--- start of Record excerpts ---

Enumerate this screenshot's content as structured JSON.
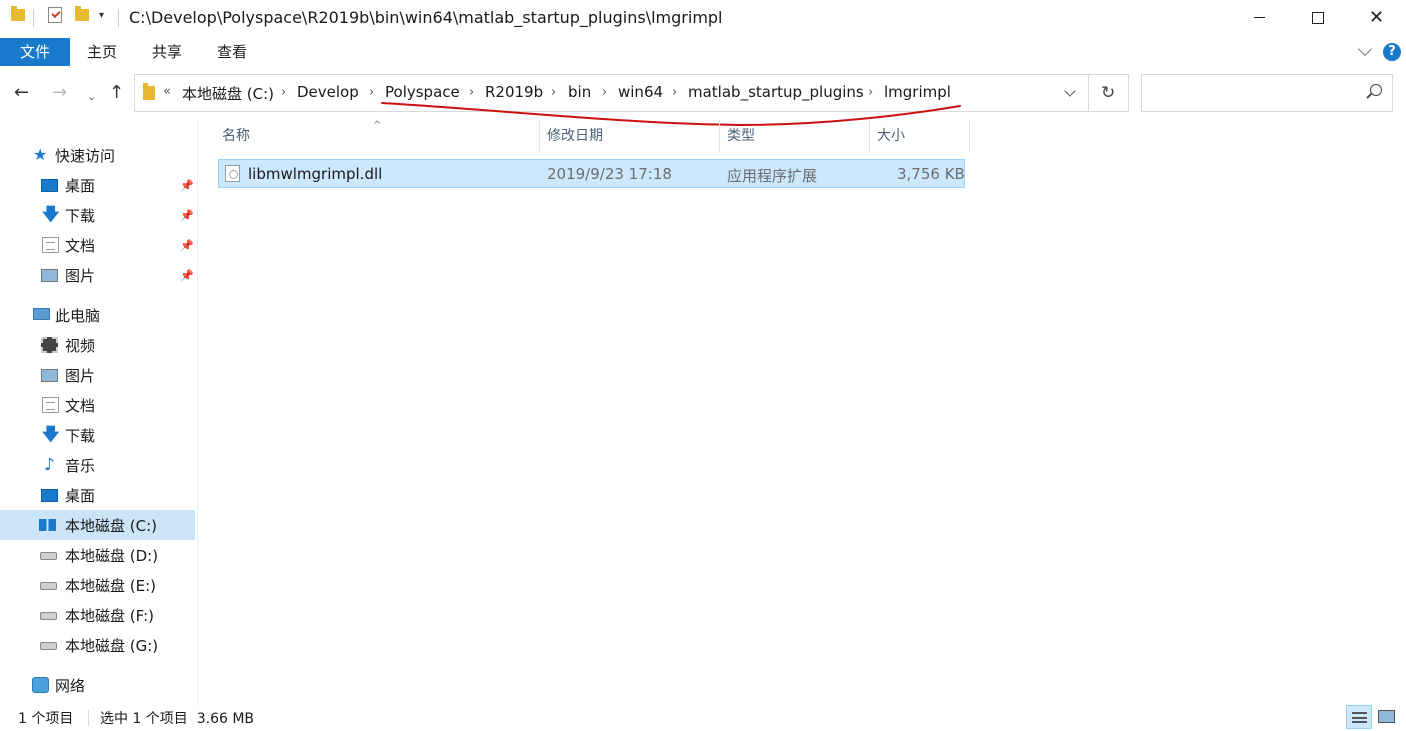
{
  "window": {
    "title": "C:\\Develop\\Polyspace\\R2019b\\bin\\win64\\matlab_startup_plugins\\lmgrimpl",
    "minimize_icon": "minimize-icon",
    "maximize_icon": "maximize-icon",
    "close_glyph": "✕"
  },
  "ribbon": {
    "tabs": [
      "文件",
      "主页",
      "共享",
      "查看"
    ],
    "help_glyph": "?"
  },
  "nav": {
    "back_glyph": "←",
    "forward_glyph": "→",
    "recent_glyph": "⌄",
    "up_glyph": "↑",
    "overflow_glyph": "«",
    "breadcrumbs": [
      "本地磁盘 (C:)",
      "Develop",
      "Polyspace",
      "R2019b",
      "bin",
      "win64",
      "matlab_startup_plugins",
      "lmgrimpl"
    ],
    "crumb_separator": "›",
    "refresh_glyph": "↻",
    "search_placeholder": ""
  },
  "sidebar": {
    "pin_glyph": "📌",
    "quick_access": {
      "label": "快速访问",
      "icon": "star-icon"
    },
    "quick_items": [
      {
        "label": "桌面",
        "icon": "desktop-icon"
      },
      {
        "label": "下载",
        "icon": "download-icon"
      },
      {
        "label": "文档",
        "icon": "document-icon"
      },
      {
        "label": "图片",
        "icon": "pictures-icon"
      }
    ],
    "this_pc": {
      "label": "此电脑",
      "icon": "computer-icon"
    },
    "pc_items": [
      {
        "label": "视频",
        "icon": "video-icon"
      },
      {
        "label": "图片",
        "icon": "pictures-icon"
      },
      {
        "label": "文档",
        "icon": "document-icon"
      },
      {
        "label": "下载",
        "icon": "download-icon"
      },
      {
        "label": "音乐",
        "icon": "music-icon"
      },
      {
        "label": "桌面",
        "icon": "desktop-icon"
      },
      {
        "label": "本地磁盘 (C:)",
        "icon": "windows-drive-icon"
      },
      {
        "label": "本地磁盘 (D:)",
        "icon": "drive-icon"
      },
      {
        "label": "本地磁盘 (E:)",
        "icon": "drive-icon"
      },
      {
        "label": "本地磁盘 (F:)",
        "icon": "drive-icon"
      },
      {
        "label": "本地磁盘 (G:)",
        "icon": "drive-icon"
      }
    ],
    "network": {
      "label": "网络",
      "icon": "network-icon"
    }
  },
  "file_list": {
    "columns": [
      "名称",
      "修改日期",
      "类型",
      "大小"
    ],
    "sort_glyph": "^",
    "rows": [
      {
        "name": "libmwlmgrimpl.dll",
        "modified": "2019/9/23 17:18",
        "type": "应用程序扩展",
        "size": "3,756 KB",
        "icon": "dll-file-icon"
      }
    ]
  },
  "status": {
    "item_count": "1 个项目",
    "selection": "选中 1 个项目  3.66 MB"
  },
  "colors": {
    "accent": "#1979ca",
    "selection_bg": "#cce8ff",
    "annotation": "#cc1010"
  }
}
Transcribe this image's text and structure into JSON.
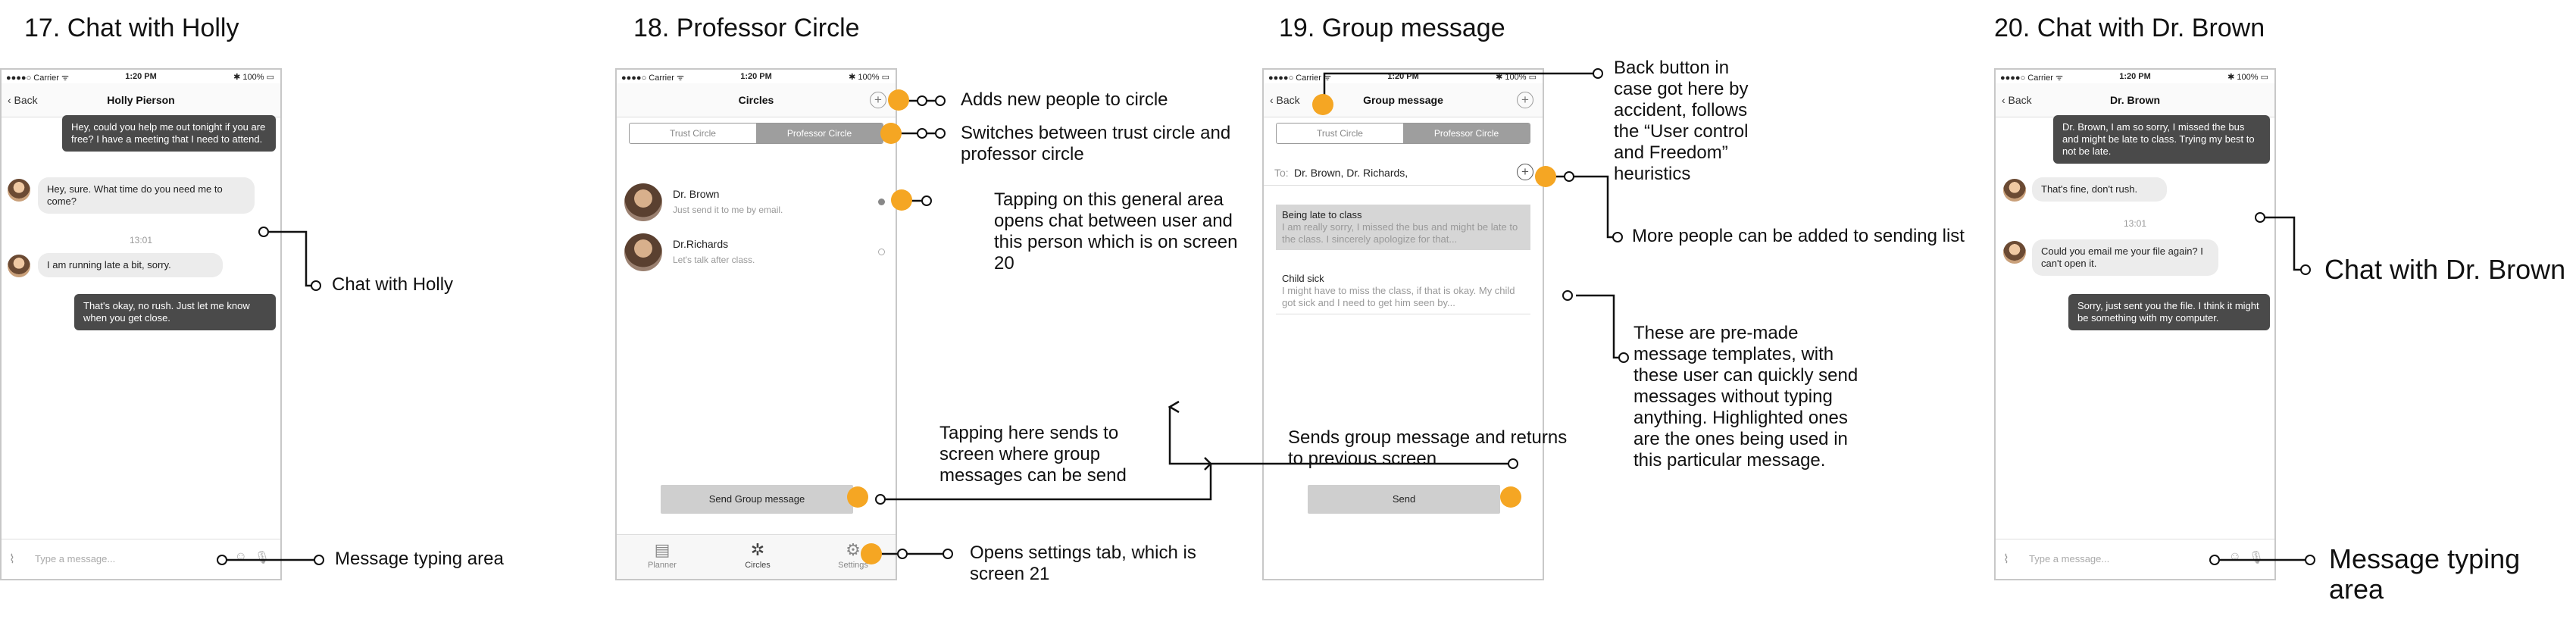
{
  "screens": {
    "s17": {
      "title": "17. Chat with Holly",
      "status": {
        "carrier": "●●●●○ Carrier ᯤ",
        "time": "1:20 PM",
        "battery": "✱ 100% ▭"
      },
      "nav": {
        "back": "‹ Back",
        "title": "Holly Pierson"
      },
      "messages": [
        {
          "text": "Hey, could you help me out tonight if you are free? I have a meeting that I need to attend."
        },
        {
          "text": "Hey, sure. What time do you need me to come?"
        },
        {
          "text": "I am running late a bit, sorry."
        },
        {
          "text": "That's okay, no rush. Just let me know when you get close."
        }
      ],
      "timestamp": "13:01",
      "input_placeholder": "Type a message..."
    },
    "s18": {
      "title": "18. Professor Circle",
      "status": {
        "carrier": "●●●●○ Carrier ᯤ",
        "time": "1:20 PM",
        "battery": "✱ 100% ▭"
      },
      "nav": {
        "title": "Circles",
        "plus": "+"
      },
      "segments": [
        "Trust Circle",
        "Professor Circle"
      ],
      "contacts": [
        {
          "name": "Dr. Brown",
          "sub": "Just send it to me by email."
        },
        {
          "name": "Dr.Richards",
          "sub": "Let's talk after class."
        }
      ],
      "send_button": "Send Group message",
      "tabs": [
        {
          "icon": "▤",
          "label": "Planner"
        },
        {
          "icon": "✲",
          "label": "Circles"
        },
        {
          "icon": "⚙",
          "label": "Settings"
        }
      ]
    },
    "s19": {
      "title": "19. Group message",
      "status": {
        "carrier": "●●●●○ Carrier ᯤ",
        "time": "1:20 PM",
        "battery": "✱ 100% ▭"
      },
      "nav": {
        "back": "‹ Back",
        "title": "Group message",
        "plus": "+"
      },
      "segments": [
        "Trust Circle",
        "Professor Circle"
      ],
      "to_label": "To:",
      "to_value": "Dr. Brown, Dr. Richards,",
      "templates": [
        {
          "title": "Being late to class",
          "body": "I am really sorry, I missed the bus and might be late to the class. I sincerely apologize for that..."
        },
        {
          "title": "Child sick",
          "body": "I might have to miss the class, if that is okay. My child got sick and I need to get him seen by..."
        }
      ],
      "send_button": "Send"
    },
    "s20": {
      "title": "20. Chat with Dr. Brown",
      "status": {
        "carrier": "●●●●○ Carrier ᯤ",
        "time": "1:20 PM",
        "battery": "✱ 100% ▭"
      },
      "nav": {
        "back": "‹ Back",
        "title": "Dr. Brown"
      },
      "messages": [
        {
          "text": "Dr. Brown, I am so sorry, I missed the bus and might be late to class. Trying my best to not be late."
        },
        {
          "text": "That's fine, don't rush."
        },
        {
          "text": "Could you email me your file again? I can't open it."
        },
        {
          "text": "Sorry, just sent you the file. I think it might be something with my computer."
        }
      ],
      "timestamp": "13:01",
      "input_placeholder": "Type a message..."
    }
  },
  "annotations": {
    "chat_with_holly": "Chat with Holly",
    "message_typing_area": "Message typing area",
    "adds_people": "Adds new people to circle",
    "switches_circle": "Switches between trust circle and professor circle",
    "tapping_general_area": "Tapping on this general area opens chat between user and this person which is on screen 20",
    "tapping_here_sends": "Tapping here sends to screen where group messages can be send",
    "opens_settings": "Opens settings tab, which is screen 21",
    "back_button": "Back button in case got here by accident, follows the “User control and Freedom” heuristics",
    "more_people": "More people can be added to sending list",
    "premade_templates": "These are pre-made message templates, with these user can quickly send messages without typing anything. Highlighted ones are the ones being used in this particular message.",
    "sends_group": "Sends group message and returns to previous screen",
    "chat_with_brown": "Chat with Dr. Brown",
    "message_typing_area_2": "Message typing area"
  },
  "colors": {
    "accent": "#f5a623",
    "dark_bubble": "#4a4a4a",
    "light_bubble": "#ececec",
    "selected_segment": "#9e9e9e",
    "highlight": "#d6d6d6"
  }
}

--- end of Record excerpts ---

- Problem
Pull out every line containing "have".

- Task result
          "text": "Hey, could you help me out tonight if you are free? I have a meeting that I need to attend."
          "body": "I might have to miss the class, if that is okay. My child got sick and I need to get him seen by..."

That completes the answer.